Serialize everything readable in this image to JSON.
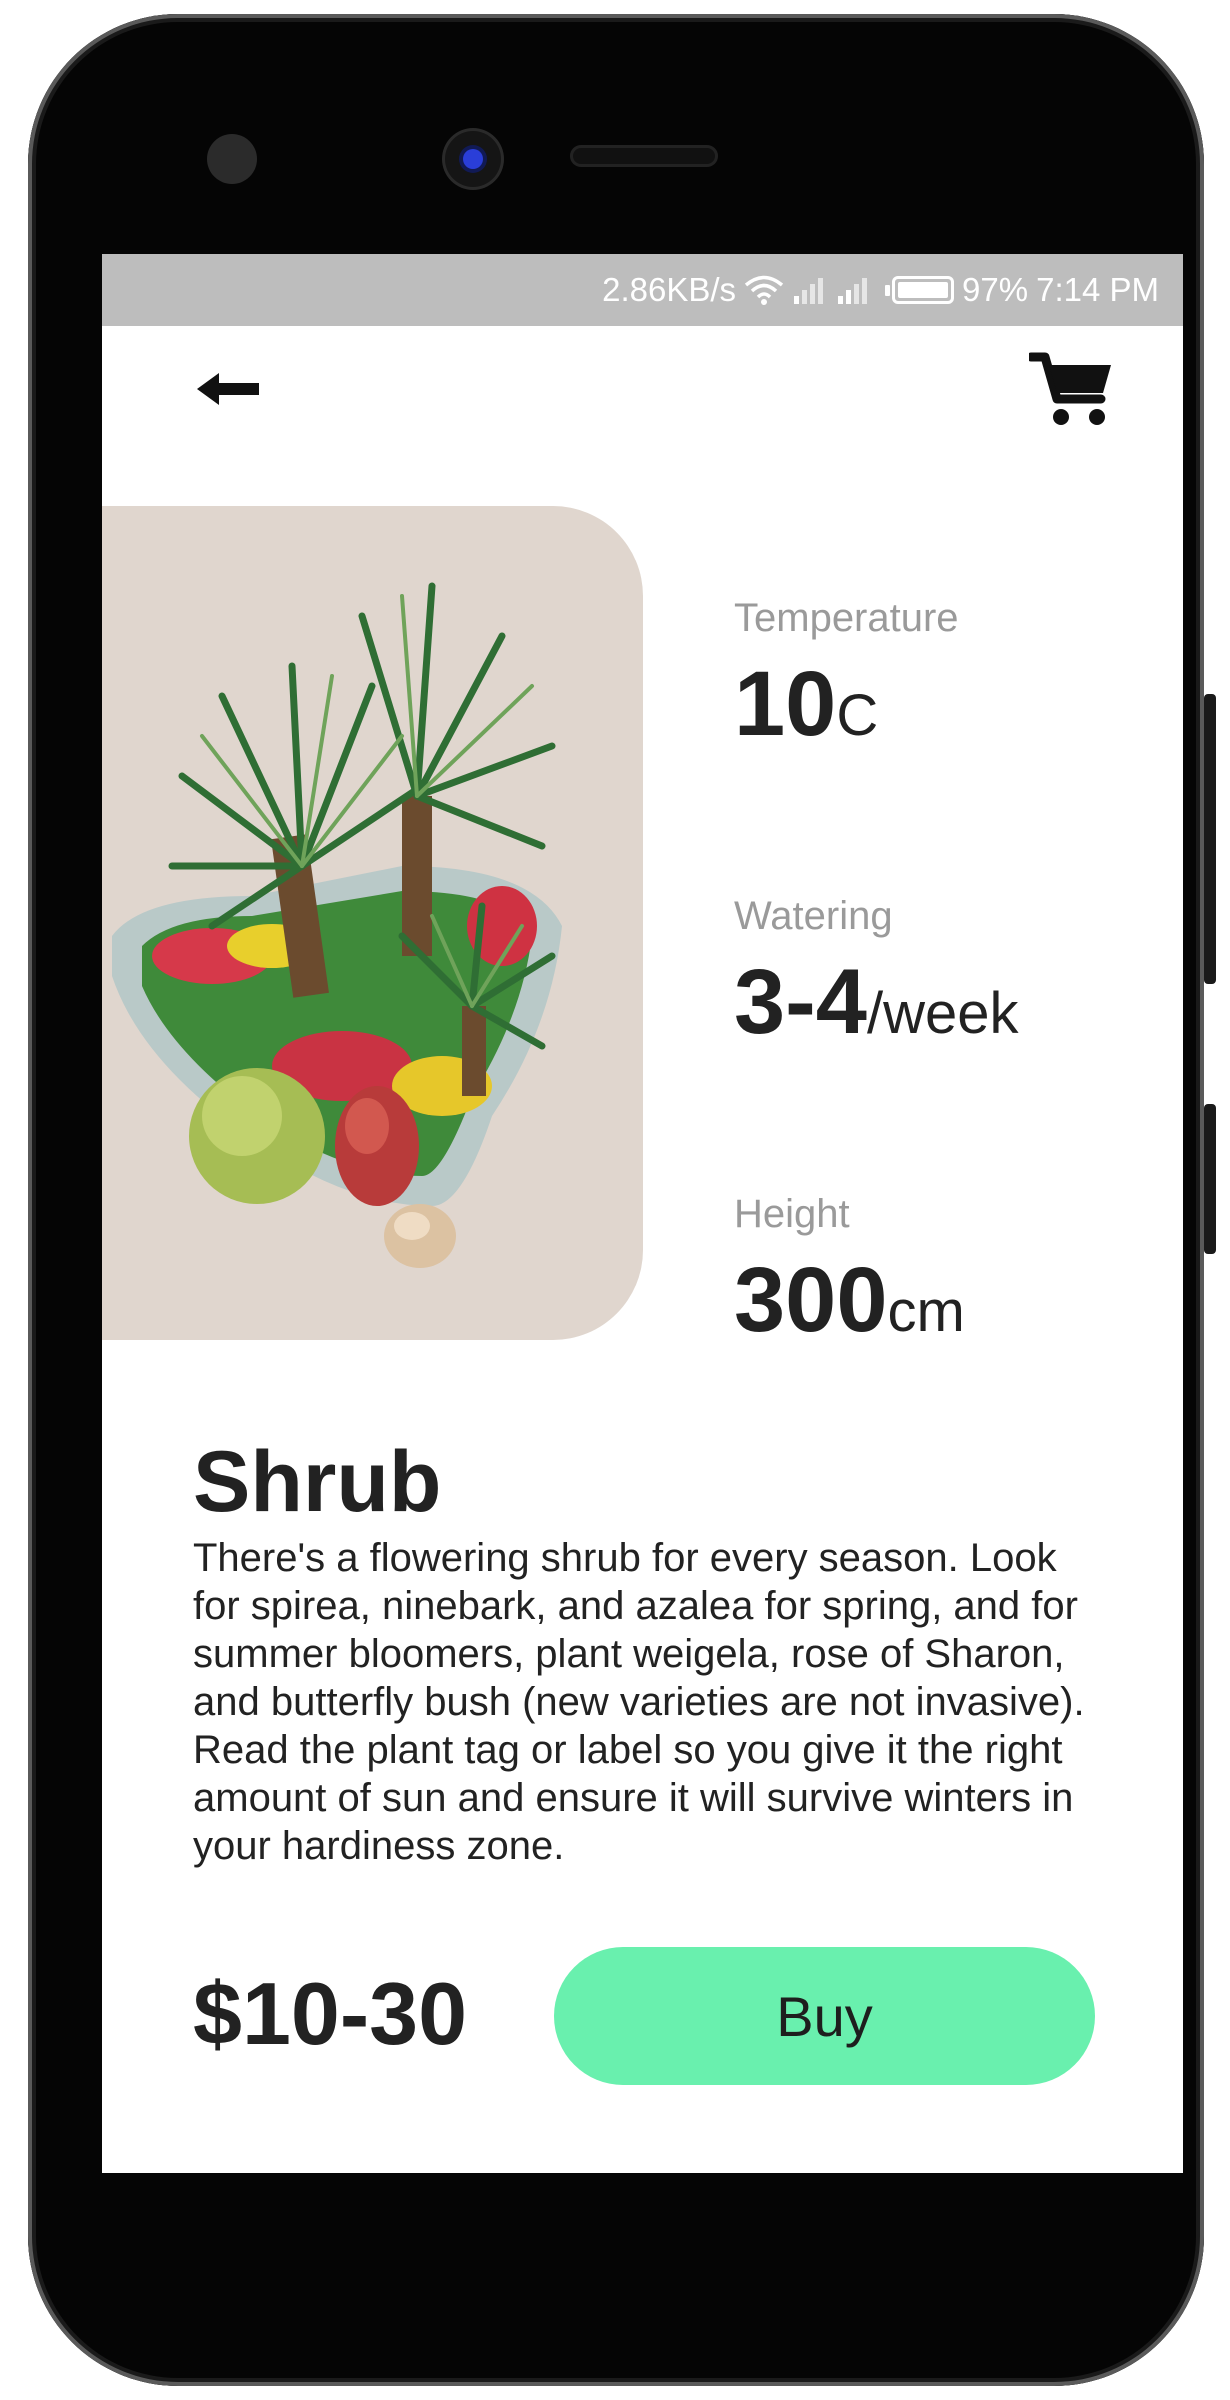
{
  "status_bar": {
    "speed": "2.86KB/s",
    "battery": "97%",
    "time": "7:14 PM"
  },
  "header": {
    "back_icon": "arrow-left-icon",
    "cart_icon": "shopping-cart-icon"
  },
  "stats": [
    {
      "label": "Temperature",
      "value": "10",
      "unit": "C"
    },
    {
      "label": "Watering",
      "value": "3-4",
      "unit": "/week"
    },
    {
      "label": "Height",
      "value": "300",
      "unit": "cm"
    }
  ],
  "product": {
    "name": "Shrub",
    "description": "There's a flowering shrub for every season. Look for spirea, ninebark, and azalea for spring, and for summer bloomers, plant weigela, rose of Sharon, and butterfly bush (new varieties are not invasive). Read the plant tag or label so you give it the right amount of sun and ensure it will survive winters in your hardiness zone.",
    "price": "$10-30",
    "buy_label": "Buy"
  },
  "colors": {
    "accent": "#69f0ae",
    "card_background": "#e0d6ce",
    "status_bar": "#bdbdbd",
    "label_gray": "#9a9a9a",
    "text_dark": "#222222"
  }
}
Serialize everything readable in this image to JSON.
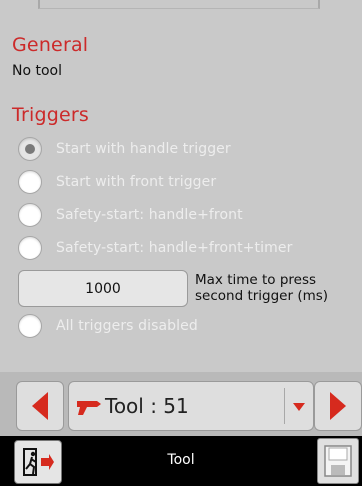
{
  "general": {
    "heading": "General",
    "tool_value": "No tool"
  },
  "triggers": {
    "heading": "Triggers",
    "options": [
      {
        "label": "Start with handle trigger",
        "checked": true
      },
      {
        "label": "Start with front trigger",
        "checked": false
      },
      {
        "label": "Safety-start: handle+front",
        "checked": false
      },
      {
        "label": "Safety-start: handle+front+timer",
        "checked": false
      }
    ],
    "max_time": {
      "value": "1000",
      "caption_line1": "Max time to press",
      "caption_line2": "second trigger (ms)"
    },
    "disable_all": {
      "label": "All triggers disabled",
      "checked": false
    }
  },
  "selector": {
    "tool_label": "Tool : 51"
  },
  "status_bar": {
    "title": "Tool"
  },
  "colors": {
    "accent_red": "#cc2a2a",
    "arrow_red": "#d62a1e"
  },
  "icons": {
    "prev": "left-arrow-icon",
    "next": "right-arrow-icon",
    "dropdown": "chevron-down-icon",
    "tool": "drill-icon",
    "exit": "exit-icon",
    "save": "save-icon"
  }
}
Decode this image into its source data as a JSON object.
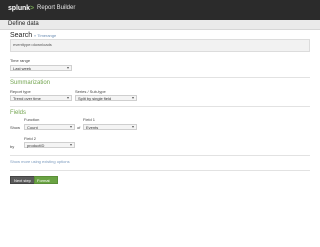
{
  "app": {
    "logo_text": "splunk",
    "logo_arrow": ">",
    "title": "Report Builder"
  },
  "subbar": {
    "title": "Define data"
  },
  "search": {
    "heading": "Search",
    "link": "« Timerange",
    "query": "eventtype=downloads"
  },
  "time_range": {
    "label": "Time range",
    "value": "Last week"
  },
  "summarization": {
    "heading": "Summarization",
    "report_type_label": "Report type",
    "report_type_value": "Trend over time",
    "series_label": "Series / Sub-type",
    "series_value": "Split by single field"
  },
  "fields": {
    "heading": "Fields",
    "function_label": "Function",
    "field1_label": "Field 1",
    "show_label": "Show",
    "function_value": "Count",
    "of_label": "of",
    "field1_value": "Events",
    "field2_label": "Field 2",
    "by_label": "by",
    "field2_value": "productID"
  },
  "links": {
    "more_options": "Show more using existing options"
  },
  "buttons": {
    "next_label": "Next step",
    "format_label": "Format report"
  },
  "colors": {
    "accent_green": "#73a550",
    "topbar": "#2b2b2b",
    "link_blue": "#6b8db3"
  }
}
□ □ □
Your instructions -
Write the records above out again exactly, with no pictures in your copy.

Reply to the exercise -
Serialize everything readable in this image to JSON.
{
  "status_bar": {
    "speed": "2.86KB/s",
    "battery": "97%",
    "time": "7:14 PM"
  },
  "header": {
    "back_icon": "arrow-left-icon",
    "cart_icon": "shopping-cart-icon"
  },
  "stats": [
    {
      "label": "Temperature",
      "value": "10",
      "unit": "C"
    },
    {
      "label": "Watering",
      "value": "3-4",
      "unit": "/week"
    },
    {
      "label": "Height",
      "value": "300",
      "unit": "cm"
    }
  ],
  "product": {
    "name": "Shrub",
    "description": "There's a flowering shrub for every season. Look for spirea, ninebark, and azalea for spring, and for summer bloomers, plant weigela, rose of Sharon, and butterfly bush (new varieties are not invasive). Read the plant tag or label so you give it the right amount of sun and ensure it will survive winters in your hardiness zone.",
    "price": "$10-30",
    "buy_label": "Buy"
  },
  "colors": {
    "accent": "#69f0ae",
    "card_background": "#e0d6ce",
    "status_bar": "#bdbdbd",
    "label_gray": "#9a9a9a",
    "text_dark": "#222222"
  }
}
Serialize everything readable in this image to JSON.
{
  "general": {
    "heading": "General",
    "tool_value": "No tool"
  },
  "triggers": {
    "heading": "Triggers",
    "options": [
      {
        "label": "Start with handle trigger",
        "checked": true
      },
      {
        "label": "Start with front trigger",
        "checked": false
      },
      {
        "label": "Safety-start: handle+front",
        "checked": false
      },
      {
        "label": "Safety-start: handle+front+timer",
        "checked": false
      }
    ],
    "max_time": {
      "value": "1000",
      "caption_line1": "Max time to press",
      "caption_line2": "second trigger (ms)"
    },
    "disable_all": {
      "label": "All triggers disabled",
      "checked": false
    }
  },
  "selector": {
    "tool_label": "Tool : 51"
  },
  "status_bar": {
    "title": "Tool"
  },
  "colors": {
    "accent_red": "#cc2a2a",
    "arrow_red": "#d62a1e"
  },
  "icons": {
    "prev": "left-arrow-icon",
    "next": "right-arrow-icon",
    "dropdown": "chevron-down-icon",
    "tool": "drill-icon",
    "exit": "exit-icon",
    "save": "save-icon"
  }
}
Decode this image into its source data as a JSON object.
{
  "app": {
    "logo_text": "splunk",
    "logo_arrow": ">",
    "title": "Report Builder"
  },
  "subbar": {
    "title": "Define data"
  },
  "search": {
    "heading": "Search",
    "link": "« Timerange",
    "query": "eventtype=downloads"
  },
  "time_range": {
    "label": "Time range",
    "value": "Last week"
  },
  "summarization": {
    "heading": "Summarization",
    "report_type_label": "Report type",
    "report_type_value": "Trend over time",
    "series_label": "Series / Sub-type",
    "series_value": "Split by single field"
  },
  "fields": {
    "heading": "Fields",
    "function_label": "Function",
    "field1_label": "Field 1",
    "show_label": "Show",
    "function_value": "Count",
    "of_label": "of",
    "field1_value": "Events",
    "field2_label": "Field 2",
    "by_label": "by",
    "field2_value": "productID"
  },
  "links": {
    "more_options": "Show more using existing options"
  },
  "buttons": {
    "next_label": "Next step",
    "format_label": "Format report"
  },
  "colors": {
    "accent_green": "#73a550",
    "topbar": "#2b2b2b",
    "link_blue": "#6b8db3"
  }
}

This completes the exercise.